▸ Given exercise: Could you output each line of the data that follows exactly?

+--

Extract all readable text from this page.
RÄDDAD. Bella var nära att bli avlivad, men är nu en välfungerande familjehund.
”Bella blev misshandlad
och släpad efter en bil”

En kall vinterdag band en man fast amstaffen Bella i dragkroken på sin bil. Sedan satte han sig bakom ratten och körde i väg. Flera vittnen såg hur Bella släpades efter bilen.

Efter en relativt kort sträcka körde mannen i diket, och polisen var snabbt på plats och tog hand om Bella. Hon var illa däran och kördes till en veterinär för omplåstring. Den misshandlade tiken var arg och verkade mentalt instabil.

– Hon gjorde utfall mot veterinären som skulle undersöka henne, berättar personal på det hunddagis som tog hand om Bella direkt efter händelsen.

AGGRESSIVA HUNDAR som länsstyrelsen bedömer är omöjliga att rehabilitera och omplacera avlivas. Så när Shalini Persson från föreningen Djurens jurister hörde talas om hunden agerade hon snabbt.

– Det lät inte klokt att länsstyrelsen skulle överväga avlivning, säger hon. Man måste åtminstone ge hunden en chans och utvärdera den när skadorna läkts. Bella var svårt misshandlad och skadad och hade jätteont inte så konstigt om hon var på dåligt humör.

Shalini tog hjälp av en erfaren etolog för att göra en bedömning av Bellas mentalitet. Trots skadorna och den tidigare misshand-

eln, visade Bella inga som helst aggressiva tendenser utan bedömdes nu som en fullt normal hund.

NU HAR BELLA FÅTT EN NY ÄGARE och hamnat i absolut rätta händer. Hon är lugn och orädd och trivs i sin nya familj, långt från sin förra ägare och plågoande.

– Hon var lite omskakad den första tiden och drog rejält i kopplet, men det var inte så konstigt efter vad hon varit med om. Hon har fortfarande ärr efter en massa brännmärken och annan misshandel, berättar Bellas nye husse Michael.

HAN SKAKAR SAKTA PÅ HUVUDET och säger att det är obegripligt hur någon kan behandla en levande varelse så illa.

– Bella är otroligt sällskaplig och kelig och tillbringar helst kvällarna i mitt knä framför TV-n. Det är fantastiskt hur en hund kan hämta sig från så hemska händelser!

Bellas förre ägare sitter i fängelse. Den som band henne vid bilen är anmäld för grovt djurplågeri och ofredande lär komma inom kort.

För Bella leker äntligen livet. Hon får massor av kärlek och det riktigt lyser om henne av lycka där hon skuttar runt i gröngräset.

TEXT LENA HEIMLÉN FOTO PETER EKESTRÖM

+--

▸ Complete output:
Extract all readable text from this page.
RÄDDAD. Bella var nära att bli avlivad, men är nu en välfungerande familjehund.
”Bella blev misshandlad
och släpad efter en bil”

En kall vinterdag band en man fast amstaffen Bella i dragkroken på sin bil. Sedan satte han sig bakom ratten och körde i väg. Flera vittnen såg hur Bella släpades efter bilen.

Efter en relativt kort sträcka körde mannen i diket, och polisen var snabbt på plats och tog hand om Bella. Hon var illa däran och kördes till en veterinär för omplåstring. Den misshandlade tiken var arg och verkade mentalt instabil.

– Hon gjorde utfall mot veterinären som skulle undersöka henne, berättar personal på det hunddagis som tog hand om Bella direkt efter händelsen.

AGGRESSIVA HUNDAR som länsstyrelsen bedömer är omöjliga att rehabilitera och omplacera avlivas. Så när Shalini Persson från föreningen Djurens jurister hörde talas om hunden agerade hon snabbt.

– Det lät inte klokt att länsstyrelsen skulle överväga avlivning, säger hon. Man måste åtminstone ge hunden en chans och utvärdera den när skadorna läkts. Bella var svårt misshandlad och skadad och hade jätteont inte så konstigt om hon var på dåligt humör.

Shalini tog hjälp av en erfaren etolog för att göra en bedömning av Bellas mentalitet. Trots skadorna och den tidigare misshand-

eln, visade Bella inga som helst aggressiva tendenser utan bedömdes nu som en fullt normal hund.

NU HAR BELLA FÅTT EN NY ÄGARE och hamnat i absolut rätta händer. Hon är lugn och orädd och trivs i sin nya familj, långt från sin förra ägare och plågoande.

– Hon var lite omskakad den första tiden och drog rejält i kopplet, men det var inte så konstigt efter vad hon varit med om. Hon har fortfarande ärr efter en massa brännmärken och annan misshandel, berättar Bellas nye husse Michael.

HAN SKAKAR SAKTA PÅ HUVUDET och säger att det är obegripligt hur någon kan behandla en levande varelse så illa.

– Bella är otroligt sällskaplig och kelig och tillbringar helst kvällarna i mitt knä framför TV-n. Det är fantastiskt hur en hund kan hämta sig från så hemska händelser!

Bellas förre ägare sitter i fängelse. Den som band henne vid bilen är anmäld för grovt djurplågeri och ofredande lär komma inom kort.

För Bella leker äntligen livet. Hon får massor av kärlek och det riktigt lyser om henne av lycka där hon skuttar runt i gröngräset.

TEXT LENA HEIMLÉN FOTO PETER EKESTRÖM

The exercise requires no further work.